Start Records supplied

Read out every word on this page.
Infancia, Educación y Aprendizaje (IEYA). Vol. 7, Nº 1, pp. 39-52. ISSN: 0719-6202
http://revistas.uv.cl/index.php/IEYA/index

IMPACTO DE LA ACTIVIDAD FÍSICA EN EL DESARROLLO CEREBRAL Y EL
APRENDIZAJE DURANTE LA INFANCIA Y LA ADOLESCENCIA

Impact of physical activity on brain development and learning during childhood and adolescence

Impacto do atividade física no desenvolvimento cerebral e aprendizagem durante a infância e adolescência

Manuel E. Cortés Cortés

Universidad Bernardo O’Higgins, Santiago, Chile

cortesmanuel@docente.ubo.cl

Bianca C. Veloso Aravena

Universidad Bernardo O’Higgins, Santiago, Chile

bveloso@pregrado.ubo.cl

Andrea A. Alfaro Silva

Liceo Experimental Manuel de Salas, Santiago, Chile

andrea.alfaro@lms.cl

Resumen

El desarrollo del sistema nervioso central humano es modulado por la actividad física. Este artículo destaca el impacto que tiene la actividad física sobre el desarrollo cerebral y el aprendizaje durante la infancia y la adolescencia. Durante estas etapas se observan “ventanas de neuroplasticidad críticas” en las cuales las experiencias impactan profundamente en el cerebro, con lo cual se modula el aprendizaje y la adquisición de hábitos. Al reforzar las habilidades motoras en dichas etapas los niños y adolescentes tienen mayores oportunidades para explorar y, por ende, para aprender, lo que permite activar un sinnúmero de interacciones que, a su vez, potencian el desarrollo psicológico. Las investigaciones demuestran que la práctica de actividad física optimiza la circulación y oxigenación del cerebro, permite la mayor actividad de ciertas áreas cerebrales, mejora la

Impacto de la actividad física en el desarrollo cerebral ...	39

End Records supplied

* **Short problem**
All of the records must be repeated exactly.

* **The output**
Read out every word on this page.
Infancia, Educación y Aprendizaje (IEYA). Vol. 7, Nº 1, pp. 39-52. ISSN: 0719-6202
http://revistas.uv.cl/index.php/IEYA/index

IMPACTO DE LA ACTIVIDAD FÍSICA EN EL DESARROLLO CEREBRAL Y EL
APRENDIZAJE DURANTE LA INFANCIA Y LA ADOLESCENCIA

Impact of physical activity on brain development and learning during childhood and adolescence

Impacto do atividade física no desenvolvimento cerebral e aprendizagem durante a infância e adolescência

Manuel E. Cortés Cortés

Universidad Bernardo O’Higgins, Santiago, Chile

cortesmanuel@docente.ubo.cl

Bianca C. Veloso Aravena

Universidad Bernardo O’Higgins, Santiago, Chile

bveloso@pregrado.ubo.cl

Andrea A. Alfaro Silva

Liceo Experimental Manuel de Salas, Santiago, Chile

andrea.alfaro@lms.cl

Resumen

El desarrollo del sistema nervioso central humano es modulado por la actividad física. Este artículo destaca el impacto que tiene la actividad física sobre el desarrollo cerebral y el aprendizaje durante la infancia y la adolescencia. Durante estas etapas se observan “ventanas de neuroplasticidad críticas” en las cuales las experiencias impactan profundamente en el cerebro, con lo cual se modula el aprendizaje y la adquisición de hábitos. Al reforzar las habilidades motoras en dichas etapas los niños y adolescentes tienen mayores oportunidades para explorar y, por ende, para aprender, lo que permite activar un sinnúmero de interacciones que, a su vez, potencian el desarrollo psicológico. Las investigaciones demuestran que la práctica de actividad física optimiza la circulación y oxigenación del cerebro, permite la mayor actividad de ciertas áreas cerebrales, mejora la

Impacto de la actividad física en el desarrollo cerebral ...	39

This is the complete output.